Copy out the rows below word for word, starting with the first row and ending with the row that contains "- alt_5pct-point-dot: [555, 478, 558, 482]", including both of those rows.

Layout element entries
******************************

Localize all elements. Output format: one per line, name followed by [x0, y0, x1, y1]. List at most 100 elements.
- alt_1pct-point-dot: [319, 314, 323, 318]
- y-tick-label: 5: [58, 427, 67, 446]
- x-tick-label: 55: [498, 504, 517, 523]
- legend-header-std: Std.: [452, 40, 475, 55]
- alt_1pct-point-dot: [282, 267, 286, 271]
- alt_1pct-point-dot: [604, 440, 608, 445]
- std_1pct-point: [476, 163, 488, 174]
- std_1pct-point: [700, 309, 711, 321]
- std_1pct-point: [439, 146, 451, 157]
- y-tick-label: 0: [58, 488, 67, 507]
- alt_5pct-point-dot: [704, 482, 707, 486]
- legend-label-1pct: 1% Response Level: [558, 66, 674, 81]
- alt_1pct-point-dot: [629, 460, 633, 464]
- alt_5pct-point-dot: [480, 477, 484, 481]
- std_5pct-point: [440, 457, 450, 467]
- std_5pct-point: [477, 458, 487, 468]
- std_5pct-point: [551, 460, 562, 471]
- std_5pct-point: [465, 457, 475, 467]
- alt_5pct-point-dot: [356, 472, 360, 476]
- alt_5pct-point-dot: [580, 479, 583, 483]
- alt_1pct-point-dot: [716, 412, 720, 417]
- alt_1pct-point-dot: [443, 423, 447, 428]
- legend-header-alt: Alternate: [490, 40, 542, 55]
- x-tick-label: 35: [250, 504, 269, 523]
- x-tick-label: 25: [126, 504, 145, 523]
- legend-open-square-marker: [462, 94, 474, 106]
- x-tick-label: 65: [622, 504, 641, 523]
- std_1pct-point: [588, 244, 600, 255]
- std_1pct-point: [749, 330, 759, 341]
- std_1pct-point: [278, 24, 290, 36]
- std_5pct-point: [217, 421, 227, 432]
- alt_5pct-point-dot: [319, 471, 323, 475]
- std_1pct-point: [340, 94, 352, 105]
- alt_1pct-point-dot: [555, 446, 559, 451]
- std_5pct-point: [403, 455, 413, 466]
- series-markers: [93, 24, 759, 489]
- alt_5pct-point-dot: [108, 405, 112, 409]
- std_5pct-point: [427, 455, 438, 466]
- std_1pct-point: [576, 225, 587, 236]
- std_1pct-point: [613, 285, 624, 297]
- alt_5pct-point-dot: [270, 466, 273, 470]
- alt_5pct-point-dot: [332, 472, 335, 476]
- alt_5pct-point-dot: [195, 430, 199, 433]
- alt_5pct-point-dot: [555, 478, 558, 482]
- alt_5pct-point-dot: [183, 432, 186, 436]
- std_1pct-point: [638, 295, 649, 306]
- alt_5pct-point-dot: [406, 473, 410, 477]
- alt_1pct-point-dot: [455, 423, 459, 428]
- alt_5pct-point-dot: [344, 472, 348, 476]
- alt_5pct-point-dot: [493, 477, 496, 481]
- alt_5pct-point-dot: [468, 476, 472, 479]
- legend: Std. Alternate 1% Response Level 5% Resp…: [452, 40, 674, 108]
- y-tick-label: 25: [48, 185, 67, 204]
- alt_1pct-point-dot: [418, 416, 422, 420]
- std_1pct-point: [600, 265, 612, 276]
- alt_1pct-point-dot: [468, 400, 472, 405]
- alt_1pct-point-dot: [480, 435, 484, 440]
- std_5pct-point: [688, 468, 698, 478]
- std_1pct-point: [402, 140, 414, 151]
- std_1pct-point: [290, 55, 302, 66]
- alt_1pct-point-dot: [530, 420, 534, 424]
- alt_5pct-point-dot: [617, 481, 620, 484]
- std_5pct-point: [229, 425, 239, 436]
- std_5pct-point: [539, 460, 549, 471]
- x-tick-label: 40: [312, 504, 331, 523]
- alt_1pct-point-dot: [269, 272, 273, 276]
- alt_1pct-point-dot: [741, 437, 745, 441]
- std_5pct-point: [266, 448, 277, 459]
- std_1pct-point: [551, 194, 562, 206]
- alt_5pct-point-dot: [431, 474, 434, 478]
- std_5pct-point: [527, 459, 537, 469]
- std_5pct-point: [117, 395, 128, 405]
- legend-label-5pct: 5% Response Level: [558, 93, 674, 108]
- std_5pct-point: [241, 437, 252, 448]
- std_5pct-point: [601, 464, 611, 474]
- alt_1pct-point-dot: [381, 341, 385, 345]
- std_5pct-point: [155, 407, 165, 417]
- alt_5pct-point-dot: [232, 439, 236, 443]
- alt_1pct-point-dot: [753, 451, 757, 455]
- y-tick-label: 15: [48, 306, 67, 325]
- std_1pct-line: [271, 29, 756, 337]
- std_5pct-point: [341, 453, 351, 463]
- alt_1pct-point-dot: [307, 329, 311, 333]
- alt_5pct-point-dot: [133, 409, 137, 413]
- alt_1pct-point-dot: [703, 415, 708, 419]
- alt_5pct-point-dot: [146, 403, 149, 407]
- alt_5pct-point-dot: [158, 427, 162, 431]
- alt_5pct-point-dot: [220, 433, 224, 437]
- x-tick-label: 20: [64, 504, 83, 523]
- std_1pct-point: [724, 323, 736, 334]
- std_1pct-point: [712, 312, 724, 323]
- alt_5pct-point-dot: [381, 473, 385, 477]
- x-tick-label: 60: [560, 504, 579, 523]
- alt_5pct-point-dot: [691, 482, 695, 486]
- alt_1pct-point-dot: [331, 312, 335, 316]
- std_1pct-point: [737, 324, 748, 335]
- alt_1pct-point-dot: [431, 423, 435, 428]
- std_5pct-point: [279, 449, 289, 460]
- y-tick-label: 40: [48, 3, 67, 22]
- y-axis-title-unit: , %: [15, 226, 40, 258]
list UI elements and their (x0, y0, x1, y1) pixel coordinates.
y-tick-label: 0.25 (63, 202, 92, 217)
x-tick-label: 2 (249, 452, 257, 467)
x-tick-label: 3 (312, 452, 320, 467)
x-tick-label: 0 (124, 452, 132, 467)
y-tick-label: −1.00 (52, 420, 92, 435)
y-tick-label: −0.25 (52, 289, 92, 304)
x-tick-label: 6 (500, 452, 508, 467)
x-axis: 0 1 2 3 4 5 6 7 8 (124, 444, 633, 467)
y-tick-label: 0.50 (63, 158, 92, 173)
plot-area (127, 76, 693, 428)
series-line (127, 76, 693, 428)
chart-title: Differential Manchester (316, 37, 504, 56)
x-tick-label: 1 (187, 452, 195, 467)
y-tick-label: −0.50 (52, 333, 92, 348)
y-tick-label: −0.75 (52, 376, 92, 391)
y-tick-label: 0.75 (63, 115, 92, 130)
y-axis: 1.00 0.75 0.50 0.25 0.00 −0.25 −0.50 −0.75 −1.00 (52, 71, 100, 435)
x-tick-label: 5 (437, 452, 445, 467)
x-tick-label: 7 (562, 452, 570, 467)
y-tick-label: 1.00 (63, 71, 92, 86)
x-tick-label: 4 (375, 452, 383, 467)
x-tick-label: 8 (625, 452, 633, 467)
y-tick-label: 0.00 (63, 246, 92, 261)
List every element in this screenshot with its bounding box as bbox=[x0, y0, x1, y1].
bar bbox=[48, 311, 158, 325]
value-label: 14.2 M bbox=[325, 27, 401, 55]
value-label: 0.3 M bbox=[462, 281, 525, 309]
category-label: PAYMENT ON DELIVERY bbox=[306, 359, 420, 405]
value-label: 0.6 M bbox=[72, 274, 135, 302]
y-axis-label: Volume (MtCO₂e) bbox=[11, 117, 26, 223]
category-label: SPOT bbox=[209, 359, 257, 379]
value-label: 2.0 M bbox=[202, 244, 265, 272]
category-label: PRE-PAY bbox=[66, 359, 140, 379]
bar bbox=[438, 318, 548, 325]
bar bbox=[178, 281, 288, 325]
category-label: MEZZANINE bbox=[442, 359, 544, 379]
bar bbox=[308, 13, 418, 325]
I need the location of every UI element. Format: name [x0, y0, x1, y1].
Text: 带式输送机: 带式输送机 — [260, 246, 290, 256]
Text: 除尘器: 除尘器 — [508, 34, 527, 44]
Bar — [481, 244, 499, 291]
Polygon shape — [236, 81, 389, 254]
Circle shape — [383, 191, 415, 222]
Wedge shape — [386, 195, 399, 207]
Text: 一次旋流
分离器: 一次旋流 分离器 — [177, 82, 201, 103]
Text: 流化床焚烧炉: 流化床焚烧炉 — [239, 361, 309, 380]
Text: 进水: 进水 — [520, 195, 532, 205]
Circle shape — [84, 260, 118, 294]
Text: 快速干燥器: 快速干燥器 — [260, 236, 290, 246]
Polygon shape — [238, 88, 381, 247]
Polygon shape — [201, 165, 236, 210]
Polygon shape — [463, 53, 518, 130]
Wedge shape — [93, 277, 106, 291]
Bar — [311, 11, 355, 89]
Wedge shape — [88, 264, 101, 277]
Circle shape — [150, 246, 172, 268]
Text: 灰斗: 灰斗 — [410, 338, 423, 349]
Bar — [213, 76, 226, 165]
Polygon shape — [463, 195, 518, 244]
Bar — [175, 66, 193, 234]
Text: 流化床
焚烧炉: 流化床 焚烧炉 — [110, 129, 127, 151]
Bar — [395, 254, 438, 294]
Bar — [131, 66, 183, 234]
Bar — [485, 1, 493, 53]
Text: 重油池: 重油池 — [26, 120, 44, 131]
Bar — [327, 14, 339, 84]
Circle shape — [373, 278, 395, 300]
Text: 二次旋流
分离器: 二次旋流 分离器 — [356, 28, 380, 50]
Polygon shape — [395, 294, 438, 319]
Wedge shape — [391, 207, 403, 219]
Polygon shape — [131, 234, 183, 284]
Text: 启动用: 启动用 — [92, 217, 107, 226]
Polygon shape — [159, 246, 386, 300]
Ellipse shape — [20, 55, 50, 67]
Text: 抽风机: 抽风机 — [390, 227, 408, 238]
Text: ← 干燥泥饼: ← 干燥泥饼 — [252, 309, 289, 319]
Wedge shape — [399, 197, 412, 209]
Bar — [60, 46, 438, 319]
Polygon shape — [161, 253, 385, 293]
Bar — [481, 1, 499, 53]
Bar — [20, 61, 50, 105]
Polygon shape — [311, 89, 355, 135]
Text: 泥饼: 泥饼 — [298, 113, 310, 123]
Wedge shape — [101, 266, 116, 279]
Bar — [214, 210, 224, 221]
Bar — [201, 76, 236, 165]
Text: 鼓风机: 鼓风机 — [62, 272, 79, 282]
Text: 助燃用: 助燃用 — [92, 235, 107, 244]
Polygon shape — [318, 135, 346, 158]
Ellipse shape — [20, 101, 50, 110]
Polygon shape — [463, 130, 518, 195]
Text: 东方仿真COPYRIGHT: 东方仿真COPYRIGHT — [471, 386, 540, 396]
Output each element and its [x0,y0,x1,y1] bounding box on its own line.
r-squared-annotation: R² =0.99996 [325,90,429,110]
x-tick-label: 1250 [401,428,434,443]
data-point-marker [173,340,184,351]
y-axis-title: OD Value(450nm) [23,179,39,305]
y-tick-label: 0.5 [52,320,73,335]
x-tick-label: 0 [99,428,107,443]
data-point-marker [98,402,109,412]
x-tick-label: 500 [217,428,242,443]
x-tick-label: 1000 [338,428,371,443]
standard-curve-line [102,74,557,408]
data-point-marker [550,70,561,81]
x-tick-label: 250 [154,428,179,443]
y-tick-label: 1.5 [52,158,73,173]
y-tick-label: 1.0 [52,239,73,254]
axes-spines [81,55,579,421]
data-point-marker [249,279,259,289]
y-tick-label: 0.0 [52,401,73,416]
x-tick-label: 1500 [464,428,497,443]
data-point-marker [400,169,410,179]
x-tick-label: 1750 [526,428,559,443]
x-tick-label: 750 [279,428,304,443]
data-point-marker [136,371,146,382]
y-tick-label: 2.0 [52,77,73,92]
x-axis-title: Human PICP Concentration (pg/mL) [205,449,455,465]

******************************

* _EXPECTED OUTPUT_
Localize all elements. Output format: one per line, name followed by [x0, y0, x1, y1]. List at most 100 elements.
- alt_1pct-point-dot: [319, 314, 323, 318]
- y-tick-label: 5: [58, 427, 67, 446]
- x-tick-label: 55: [498, 504, 517, 523]
- legend-header-std: Std.: [452, 40, 475, 55]
- alt_1pct-point-dot: [282, 267, 286, 271]
- alt_1pct-point-dot: [604, 440, 608, 445]
- std_1pct-point: [476, 163, 488, 174]
- std_1pct-point: [700, 309, 711, 321]
- std_1pct-point: [439, 146, 451, 157]
- y-tick-label: 0: [58, 488, 67, 507]
- alt_5pct-point-dot: [704, 482, 707, 486]
- legend-label-1pct: 1% Response Level: [558, 66, 674, 81]
- alt_1pct-point-dot: [629, 460, 633, 464]
- alt_5pct-point-dot: [480, 477, 484, 481]
- std_5pct-point: [440, 457, 450, 467]
- std_5pct-point: [477, 458, 487, 468]
- std_5pct-point: [551, 460, 562, 471]
- std_5pct-point: [465, 457, 475, 467]
- alt_5pct-point-dot: [356, 472, 360, 476]
- alt_5pct-point-dot: [580, 479, 583, 483]
- alt_1pct-point-dot: [716, 412, 720, 417]
- alt_1pct-point-dot: [443, 423, 447, 428]
- legend-header-alt: Alternate: [490, 40, 542, 55]
- x-tick-label: 35: [250, 504, 269, 523]
- x-tick-label: 25: [126, 504, 145, 523]
- legend-open-square-marker: [462, 94, 474, 106]
- x-tick-label: 65: [622, 504, 641, 523]
- std_1pct-point: [588, 244, 600, 255]
- std_1pct-point: [749, 330, 759, 341]
- std_1pct-point: [278, 24, 290, 36]
- std_5pct-point: [217, 421, 227, 432]
- alt_5pct-point-dot: [319, 471, 323, 475]
- std_1pct-point: [340, 94, 352, 105]
- alt_1pct-point-dot: [555, 446, 559, 451]
- std_5pct-point: [403, 455, 413, 466]
- series-markers: [93, 24, 759, 489]
- alt_5pct-point-dot: [108, 405, 112, 409]
- std_5pct-point: [427, 455, 438, 466]
- std_1pct-point: [576, 225, 587, 236]
- std_1pct-point: [613, 285, 624, 297]
- alt_5pct-point-dot: [270, 466, 273, 470]
- alt_5pct-point-dot: [332, 472, 335, 476]
- alt_5pct-point-dot: [195, 430, 199, 433]
- alt_5pct-point-dot: [555, 478, 558, 482]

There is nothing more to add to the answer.